§ Challenge
Read the records below. Copy each line where the string "originale" occurs.

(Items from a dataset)
--

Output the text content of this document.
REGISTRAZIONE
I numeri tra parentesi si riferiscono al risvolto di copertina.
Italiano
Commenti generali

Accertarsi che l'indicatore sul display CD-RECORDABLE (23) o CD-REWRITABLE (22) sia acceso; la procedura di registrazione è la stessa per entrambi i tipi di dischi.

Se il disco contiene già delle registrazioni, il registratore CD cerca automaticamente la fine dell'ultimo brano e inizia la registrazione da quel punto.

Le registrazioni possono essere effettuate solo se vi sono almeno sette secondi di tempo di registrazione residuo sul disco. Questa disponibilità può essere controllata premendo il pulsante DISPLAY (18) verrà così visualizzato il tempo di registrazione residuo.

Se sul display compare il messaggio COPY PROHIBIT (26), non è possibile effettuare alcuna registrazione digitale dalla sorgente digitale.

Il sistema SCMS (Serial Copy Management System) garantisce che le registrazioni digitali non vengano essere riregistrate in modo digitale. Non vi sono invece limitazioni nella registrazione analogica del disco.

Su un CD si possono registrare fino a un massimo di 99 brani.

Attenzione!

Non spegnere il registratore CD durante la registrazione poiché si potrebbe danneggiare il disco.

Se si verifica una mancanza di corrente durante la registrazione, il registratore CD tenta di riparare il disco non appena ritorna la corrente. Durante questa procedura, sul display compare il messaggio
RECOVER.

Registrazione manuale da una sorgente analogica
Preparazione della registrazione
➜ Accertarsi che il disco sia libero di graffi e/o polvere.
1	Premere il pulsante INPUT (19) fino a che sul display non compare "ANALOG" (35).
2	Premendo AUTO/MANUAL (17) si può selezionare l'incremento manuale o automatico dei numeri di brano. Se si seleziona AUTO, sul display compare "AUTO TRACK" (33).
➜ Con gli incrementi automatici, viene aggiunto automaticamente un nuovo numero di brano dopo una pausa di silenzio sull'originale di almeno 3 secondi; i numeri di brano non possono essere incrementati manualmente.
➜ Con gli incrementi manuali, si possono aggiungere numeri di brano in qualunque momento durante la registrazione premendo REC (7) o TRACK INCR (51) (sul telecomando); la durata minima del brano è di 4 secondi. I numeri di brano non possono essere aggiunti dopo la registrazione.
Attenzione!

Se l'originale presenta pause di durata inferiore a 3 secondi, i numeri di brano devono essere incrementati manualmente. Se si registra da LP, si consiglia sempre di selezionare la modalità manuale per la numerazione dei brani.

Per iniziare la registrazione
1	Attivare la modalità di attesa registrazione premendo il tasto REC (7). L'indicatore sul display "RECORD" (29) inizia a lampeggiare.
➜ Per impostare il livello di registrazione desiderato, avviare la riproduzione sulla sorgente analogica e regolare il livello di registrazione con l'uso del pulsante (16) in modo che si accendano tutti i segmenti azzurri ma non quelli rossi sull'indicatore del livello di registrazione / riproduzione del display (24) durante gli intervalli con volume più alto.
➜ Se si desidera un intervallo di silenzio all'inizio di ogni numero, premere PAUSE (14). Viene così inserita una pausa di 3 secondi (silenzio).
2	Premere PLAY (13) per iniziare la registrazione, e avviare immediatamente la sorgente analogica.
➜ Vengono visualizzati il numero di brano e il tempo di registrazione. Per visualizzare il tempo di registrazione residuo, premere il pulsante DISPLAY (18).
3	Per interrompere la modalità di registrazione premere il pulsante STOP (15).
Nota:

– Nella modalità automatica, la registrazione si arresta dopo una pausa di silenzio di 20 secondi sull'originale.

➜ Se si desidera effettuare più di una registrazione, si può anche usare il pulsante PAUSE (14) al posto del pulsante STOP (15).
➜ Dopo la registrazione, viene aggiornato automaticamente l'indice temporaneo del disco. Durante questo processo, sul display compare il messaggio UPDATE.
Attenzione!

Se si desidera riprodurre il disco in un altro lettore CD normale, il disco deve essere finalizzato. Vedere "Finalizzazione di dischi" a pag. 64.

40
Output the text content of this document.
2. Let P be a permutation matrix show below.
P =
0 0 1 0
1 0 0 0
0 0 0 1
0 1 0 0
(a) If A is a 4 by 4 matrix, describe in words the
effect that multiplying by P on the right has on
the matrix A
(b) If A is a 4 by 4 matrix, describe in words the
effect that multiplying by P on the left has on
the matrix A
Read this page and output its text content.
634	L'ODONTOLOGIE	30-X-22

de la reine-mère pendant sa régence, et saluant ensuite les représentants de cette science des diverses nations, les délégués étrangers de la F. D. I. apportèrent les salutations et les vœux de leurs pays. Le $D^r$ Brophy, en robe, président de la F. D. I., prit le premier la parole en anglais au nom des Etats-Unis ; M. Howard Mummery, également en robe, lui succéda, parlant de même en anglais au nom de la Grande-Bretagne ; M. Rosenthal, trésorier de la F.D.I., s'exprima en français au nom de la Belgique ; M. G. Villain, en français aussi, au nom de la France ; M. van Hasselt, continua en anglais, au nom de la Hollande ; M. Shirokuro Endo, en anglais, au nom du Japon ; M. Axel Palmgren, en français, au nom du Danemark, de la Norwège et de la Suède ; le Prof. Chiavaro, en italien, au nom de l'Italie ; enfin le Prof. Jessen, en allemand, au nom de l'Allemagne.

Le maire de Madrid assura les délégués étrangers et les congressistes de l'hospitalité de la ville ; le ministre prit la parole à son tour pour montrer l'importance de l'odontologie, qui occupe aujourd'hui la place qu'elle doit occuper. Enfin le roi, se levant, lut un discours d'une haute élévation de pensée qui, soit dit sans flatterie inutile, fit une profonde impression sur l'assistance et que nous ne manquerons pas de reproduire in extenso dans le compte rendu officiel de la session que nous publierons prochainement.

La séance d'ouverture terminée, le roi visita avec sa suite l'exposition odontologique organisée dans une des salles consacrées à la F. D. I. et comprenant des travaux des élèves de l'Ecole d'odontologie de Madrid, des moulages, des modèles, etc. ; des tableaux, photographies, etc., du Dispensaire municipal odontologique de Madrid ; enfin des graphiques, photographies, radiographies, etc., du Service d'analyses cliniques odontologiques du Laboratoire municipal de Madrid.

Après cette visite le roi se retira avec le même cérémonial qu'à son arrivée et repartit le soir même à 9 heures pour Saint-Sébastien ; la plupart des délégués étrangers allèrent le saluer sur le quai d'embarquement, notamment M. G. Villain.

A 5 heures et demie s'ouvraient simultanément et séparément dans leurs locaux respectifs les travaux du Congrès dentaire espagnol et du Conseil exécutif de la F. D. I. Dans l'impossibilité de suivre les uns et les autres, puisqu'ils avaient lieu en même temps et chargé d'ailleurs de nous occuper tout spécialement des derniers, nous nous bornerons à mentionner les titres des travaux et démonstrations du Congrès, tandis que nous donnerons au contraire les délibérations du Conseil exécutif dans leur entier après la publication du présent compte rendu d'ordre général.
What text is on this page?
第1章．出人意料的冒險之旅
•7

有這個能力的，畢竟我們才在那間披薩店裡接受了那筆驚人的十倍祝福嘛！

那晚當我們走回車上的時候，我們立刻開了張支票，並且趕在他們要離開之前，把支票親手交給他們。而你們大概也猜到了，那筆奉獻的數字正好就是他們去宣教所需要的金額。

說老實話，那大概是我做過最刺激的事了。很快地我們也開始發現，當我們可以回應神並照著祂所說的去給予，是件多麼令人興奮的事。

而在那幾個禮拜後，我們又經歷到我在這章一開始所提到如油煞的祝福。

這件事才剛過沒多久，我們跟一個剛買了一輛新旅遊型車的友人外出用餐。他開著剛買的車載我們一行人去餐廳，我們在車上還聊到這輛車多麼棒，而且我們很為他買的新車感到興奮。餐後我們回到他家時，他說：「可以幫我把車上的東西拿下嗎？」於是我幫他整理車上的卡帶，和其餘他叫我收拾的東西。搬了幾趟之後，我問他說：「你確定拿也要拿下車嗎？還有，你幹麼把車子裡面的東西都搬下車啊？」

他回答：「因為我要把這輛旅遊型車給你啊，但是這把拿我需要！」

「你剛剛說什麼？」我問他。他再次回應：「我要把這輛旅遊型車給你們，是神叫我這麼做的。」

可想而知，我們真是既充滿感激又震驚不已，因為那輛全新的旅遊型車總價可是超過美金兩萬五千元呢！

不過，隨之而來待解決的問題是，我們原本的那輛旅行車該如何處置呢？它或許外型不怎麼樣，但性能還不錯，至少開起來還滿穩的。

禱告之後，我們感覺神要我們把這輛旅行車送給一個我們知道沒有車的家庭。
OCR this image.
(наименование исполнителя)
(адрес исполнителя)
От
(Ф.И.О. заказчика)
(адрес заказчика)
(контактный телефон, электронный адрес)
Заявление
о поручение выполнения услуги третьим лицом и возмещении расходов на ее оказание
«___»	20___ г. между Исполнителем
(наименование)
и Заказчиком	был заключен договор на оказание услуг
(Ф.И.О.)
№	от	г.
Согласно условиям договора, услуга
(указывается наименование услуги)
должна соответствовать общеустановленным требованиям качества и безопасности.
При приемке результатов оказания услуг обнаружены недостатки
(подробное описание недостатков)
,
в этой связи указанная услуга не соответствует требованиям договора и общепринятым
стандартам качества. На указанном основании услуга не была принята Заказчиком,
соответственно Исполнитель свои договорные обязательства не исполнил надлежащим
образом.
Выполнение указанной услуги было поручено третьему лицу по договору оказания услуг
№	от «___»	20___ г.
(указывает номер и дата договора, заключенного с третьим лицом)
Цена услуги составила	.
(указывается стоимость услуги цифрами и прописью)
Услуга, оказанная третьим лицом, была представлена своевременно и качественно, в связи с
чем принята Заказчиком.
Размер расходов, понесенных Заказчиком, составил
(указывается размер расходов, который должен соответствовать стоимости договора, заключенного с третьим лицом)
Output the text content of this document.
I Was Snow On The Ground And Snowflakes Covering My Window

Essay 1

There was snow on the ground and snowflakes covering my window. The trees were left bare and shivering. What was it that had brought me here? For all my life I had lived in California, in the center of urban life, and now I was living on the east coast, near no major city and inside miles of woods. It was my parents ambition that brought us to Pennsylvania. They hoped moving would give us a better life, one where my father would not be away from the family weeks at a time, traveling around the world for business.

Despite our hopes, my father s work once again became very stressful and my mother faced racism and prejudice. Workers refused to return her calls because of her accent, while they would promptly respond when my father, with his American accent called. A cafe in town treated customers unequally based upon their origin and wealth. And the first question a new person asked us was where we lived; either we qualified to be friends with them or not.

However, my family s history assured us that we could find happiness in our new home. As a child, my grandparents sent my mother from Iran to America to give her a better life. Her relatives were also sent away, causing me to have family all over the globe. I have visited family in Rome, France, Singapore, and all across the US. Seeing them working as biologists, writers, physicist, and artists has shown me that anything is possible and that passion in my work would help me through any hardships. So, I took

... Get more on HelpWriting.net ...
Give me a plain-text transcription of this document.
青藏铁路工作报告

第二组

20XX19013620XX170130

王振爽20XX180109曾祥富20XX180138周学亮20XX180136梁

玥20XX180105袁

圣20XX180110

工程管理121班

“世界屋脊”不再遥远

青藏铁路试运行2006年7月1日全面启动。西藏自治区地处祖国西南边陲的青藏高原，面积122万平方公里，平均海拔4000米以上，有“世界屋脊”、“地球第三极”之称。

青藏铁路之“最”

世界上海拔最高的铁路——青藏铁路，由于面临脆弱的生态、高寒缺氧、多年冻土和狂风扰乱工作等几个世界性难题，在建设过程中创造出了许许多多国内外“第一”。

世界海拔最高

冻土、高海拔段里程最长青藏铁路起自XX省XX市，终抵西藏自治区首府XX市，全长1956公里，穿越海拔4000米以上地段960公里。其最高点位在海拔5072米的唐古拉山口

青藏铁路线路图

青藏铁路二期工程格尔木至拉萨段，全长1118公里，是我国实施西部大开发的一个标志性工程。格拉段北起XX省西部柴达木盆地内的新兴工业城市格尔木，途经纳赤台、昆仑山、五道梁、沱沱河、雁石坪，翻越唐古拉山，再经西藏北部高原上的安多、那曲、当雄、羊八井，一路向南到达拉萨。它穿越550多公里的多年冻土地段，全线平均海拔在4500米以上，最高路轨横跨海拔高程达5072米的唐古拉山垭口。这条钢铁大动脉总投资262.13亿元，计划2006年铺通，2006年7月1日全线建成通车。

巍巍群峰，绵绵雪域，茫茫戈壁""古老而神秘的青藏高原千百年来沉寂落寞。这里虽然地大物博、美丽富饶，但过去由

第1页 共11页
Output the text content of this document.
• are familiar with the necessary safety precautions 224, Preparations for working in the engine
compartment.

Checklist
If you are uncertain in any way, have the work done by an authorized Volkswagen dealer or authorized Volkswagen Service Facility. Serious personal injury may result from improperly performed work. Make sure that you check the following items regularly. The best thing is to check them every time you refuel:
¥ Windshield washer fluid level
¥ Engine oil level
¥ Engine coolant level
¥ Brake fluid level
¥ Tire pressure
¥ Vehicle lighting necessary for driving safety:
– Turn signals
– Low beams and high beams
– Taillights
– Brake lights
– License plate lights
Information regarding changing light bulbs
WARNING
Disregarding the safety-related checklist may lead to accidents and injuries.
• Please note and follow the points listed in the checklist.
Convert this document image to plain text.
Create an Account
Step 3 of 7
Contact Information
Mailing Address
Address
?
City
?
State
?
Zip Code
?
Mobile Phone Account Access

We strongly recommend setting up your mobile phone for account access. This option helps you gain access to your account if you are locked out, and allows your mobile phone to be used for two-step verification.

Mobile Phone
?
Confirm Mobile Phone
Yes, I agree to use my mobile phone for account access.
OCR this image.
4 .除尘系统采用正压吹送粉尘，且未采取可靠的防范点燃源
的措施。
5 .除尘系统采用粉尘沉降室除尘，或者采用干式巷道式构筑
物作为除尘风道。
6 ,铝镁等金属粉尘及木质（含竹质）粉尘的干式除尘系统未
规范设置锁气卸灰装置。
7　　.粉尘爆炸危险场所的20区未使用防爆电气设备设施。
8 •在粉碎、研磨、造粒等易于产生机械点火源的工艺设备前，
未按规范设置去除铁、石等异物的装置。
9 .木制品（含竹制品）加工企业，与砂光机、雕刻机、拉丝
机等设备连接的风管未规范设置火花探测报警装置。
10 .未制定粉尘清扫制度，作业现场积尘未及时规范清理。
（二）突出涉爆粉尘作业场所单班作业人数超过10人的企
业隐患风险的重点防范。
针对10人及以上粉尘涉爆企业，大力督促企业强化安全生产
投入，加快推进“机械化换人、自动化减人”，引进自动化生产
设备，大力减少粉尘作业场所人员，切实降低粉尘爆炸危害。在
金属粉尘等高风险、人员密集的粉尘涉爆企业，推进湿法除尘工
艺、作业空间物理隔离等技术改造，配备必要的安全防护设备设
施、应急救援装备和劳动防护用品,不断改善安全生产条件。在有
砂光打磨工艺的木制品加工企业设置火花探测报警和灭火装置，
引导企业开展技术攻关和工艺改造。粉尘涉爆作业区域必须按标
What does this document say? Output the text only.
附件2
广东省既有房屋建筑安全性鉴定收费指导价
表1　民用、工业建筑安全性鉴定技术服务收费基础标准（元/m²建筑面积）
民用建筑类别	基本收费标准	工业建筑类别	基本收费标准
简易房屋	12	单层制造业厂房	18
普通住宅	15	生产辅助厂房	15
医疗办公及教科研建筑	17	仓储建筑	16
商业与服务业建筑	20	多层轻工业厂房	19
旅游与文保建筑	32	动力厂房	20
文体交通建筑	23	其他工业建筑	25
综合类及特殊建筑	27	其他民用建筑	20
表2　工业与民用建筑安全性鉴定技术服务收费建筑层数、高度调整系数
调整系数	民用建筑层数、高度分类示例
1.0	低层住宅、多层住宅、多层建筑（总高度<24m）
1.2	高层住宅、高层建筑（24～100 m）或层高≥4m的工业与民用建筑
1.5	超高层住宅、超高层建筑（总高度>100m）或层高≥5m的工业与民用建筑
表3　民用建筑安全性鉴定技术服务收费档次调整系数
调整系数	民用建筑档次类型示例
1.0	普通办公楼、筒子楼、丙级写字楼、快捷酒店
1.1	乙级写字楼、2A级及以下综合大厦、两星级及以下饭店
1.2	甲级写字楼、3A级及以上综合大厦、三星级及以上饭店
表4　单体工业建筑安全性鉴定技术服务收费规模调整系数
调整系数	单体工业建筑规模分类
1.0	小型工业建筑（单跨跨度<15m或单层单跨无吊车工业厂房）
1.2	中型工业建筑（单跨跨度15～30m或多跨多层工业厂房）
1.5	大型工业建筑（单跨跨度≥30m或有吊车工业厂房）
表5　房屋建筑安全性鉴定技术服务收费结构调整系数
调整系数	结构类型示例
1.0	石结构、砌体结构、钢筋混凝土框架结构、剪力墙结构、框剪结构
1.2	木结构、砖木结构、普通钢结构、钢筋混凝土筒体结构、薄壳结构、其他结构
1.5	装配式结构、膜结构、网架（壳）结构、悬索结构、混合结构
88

--

§ The output
➜ Con gli incrementi automatici, viene aggiunto automaticamente un nuovo numero di brano dopo una pausa di silenzio sull'originale di almeno 3 secondi; i numeri di brano non possono essere incrementati manualmente.
Se l'originale presenta pause di durata inferiore a 3 secondi, i numeri di brano devono essere incrementati manualmente. Se si registra da LP, si consiglia sempre di selezionare la modalità manuale per la numerazione dei brani.
– Nella modalità automatica, la registrazione si arresta dopo una pausa di silenzio di 20 secondi sull'originale.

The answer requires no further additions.